━━━━━ Given records

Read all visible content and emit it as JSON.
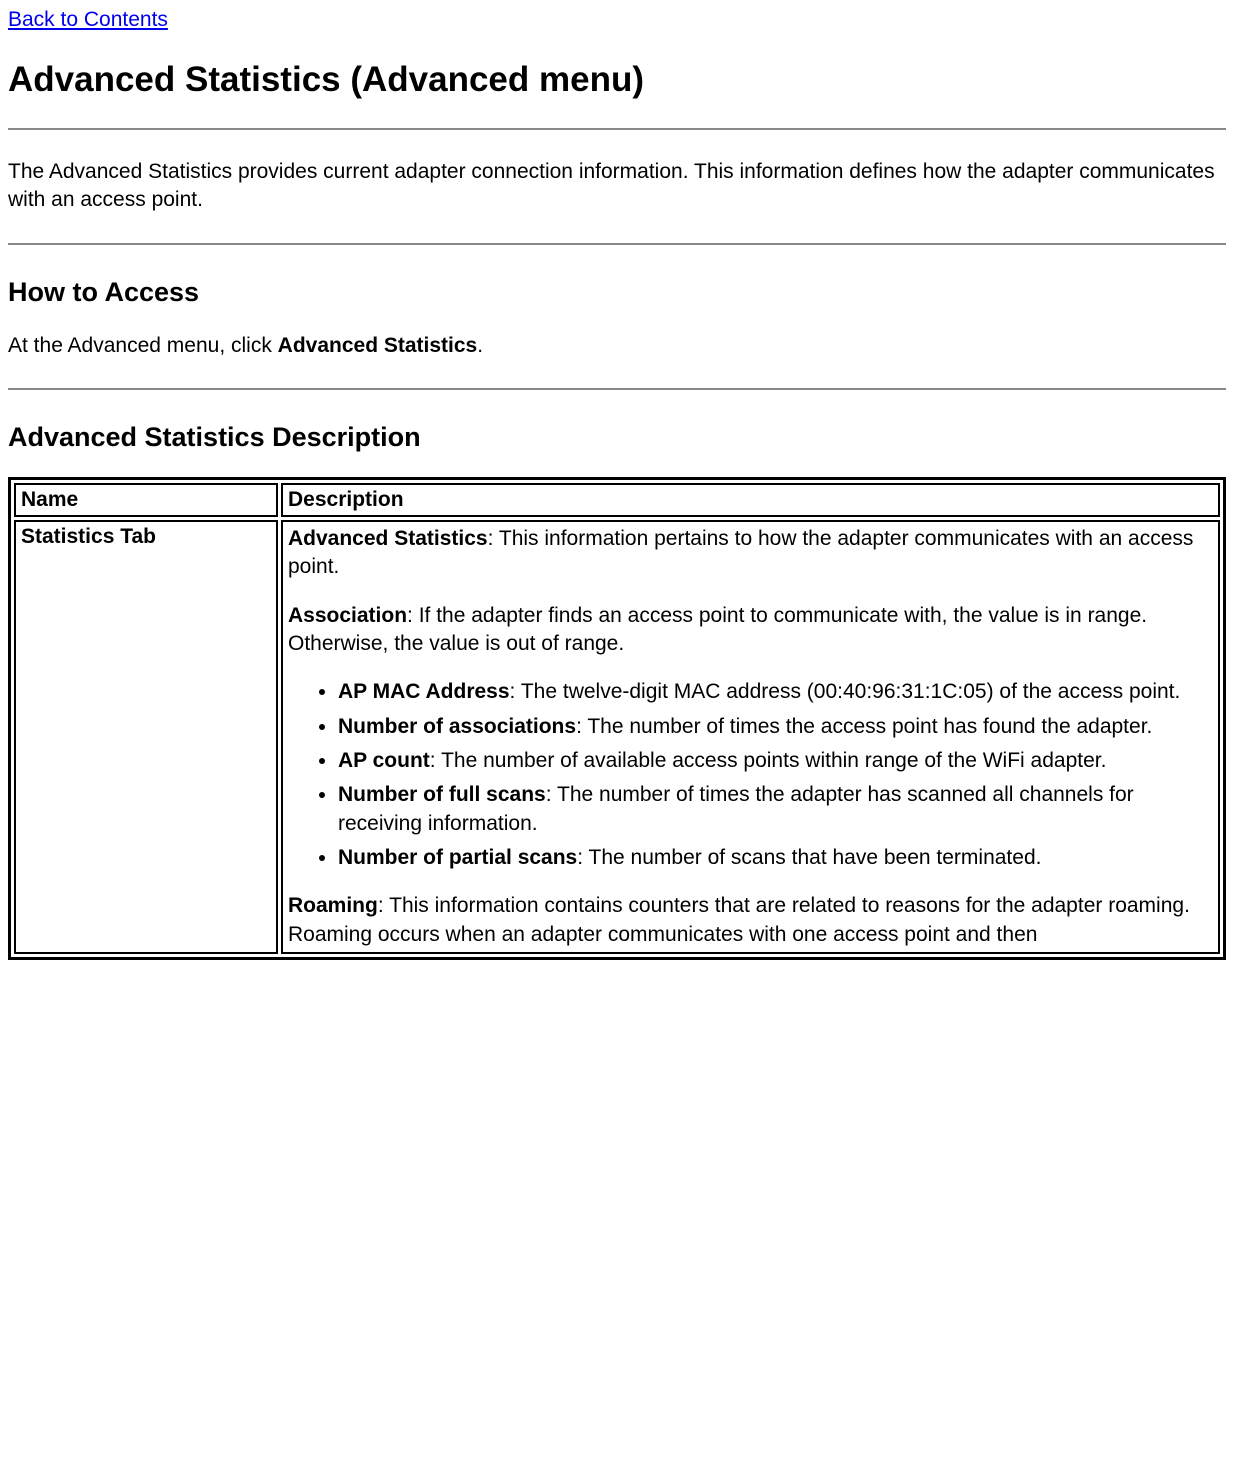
{
  "back_link": "Back to Contents",
  "title": "Advanced Statistics (Advanced menu)",
  "intro": "The Advanced Statistics provides current adapter connection information. This information defines how the adapter communicates with an access point.",
  "how_to_access_heading": "How to Access",
  "how_to_access_text_prefix": "At the Advanced menu, click ",
  "how_to_access_bold": "Advanced Statistics",
  "how_to_access_text_suffix": ".",
  "description_heading": "Advanced Statistics Description",
  "table": {
    "header_name": "Name",
    "header_description": "Description",
    "row1_name": "Statistics Tab",
    "row1_desc": {
      "adv_stats_label": "Advanced Statistics",
      "adv_stats_text": ": This information pertains to how the adapter communicates with an access point.",
      "association_label": "Association",
      "association_text": ": If the adapter finds an access point to communicate with, the value is in range. Otherwise, the value is out of range.",
      "bullets": [
        {
          "label": "AP MAC Address",
          "text": ": The twelve-digit MAC address (00:40:96:31:1C:05) of the access point."
        },
        {
          "label": "Number of associations",
          "text": ": The number of times the access point has found the adapter."
        },
        {
          "label": "AP count",
          "text": ": The number of available access points within range of the WiFi adapter."
        },
        {
          "label": "Number of full scans",
          "text": ": The number of times the adapter has scanned all channels for receiving information."
        },
        {
          "label": "Number of partial scans",
          "text": ": The number of scans that have been terminated."
        }
      ],
      "roaming_label": "Roaming",
      "roaming_text": ": This information contains counters that are related to reasons for the adapter roaming. Roaming occurs when an adapter communicates with one access point and then"
    }
  }
}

━━━━━━━━━━

> **Problem statement**
Excluding the pictures, reproduce every entry exactly as given.

> **Solution to this task**
Read all visible content and emit it as JSON.
{
  "back_link": "Back to Contents",
  "title": "Advanced Statistics (Advanced menu)",
  "intro": "The Advanced Statistics provides current adapter connection information. This information defines how the adapter communicates with an access point.",
  "how_to_access_heading": "How to Access",
  "how_to_access_text_prefix": "At the Advanced menu, click ",
  "how_to_access_bold": "Advanced Statistics",
  "how_to_access_text_suffix": ".",
  "description_heading": "Advanced Statistics Description",
  "table": {
    "header_name": "Name",
    "header_description": "Description",
    "row1_name": "Statistics Tab",
    "row1_desc": {
      "adv_stats_label": "Advanced Statistics",
      "adv_stats_text": ": This information pertains to how the adapter communicates with an access point.",
      "association_label": "Association",
      "association_text": ": If the adapter finds an access point to communicate with, the value is in range. Otherwise, the value is out of range.",
      "bullets": [
        {
          "label": "AP MAC Address",
          "text": ": The twelve-digit MAC address (00:40:96:31:1C:05) of the access point."
        },
        {
          "label": "Number of associations",
          "text": ": The number of times the access point has found the adapter."
        },
        {
          "label": "AP count",
          "text": ": The number of available access points within range of the WiFi adapter."
        },
        {
          "label": "Number of full scans",
          "text": ": The number of times the adapter has scanned all channels for receiving information."
        },
        {
          "label": "Number of partial scans",
          "text": ": The number of scans that have been terminated."
        }
      ],
      "roaming_label": "Roaming",
      "roaming_text": ": This information contains counters that are related to reasons for the adapter roaming. Roaming occurs when an adapter communicates with one access point and then"
    }
  }
}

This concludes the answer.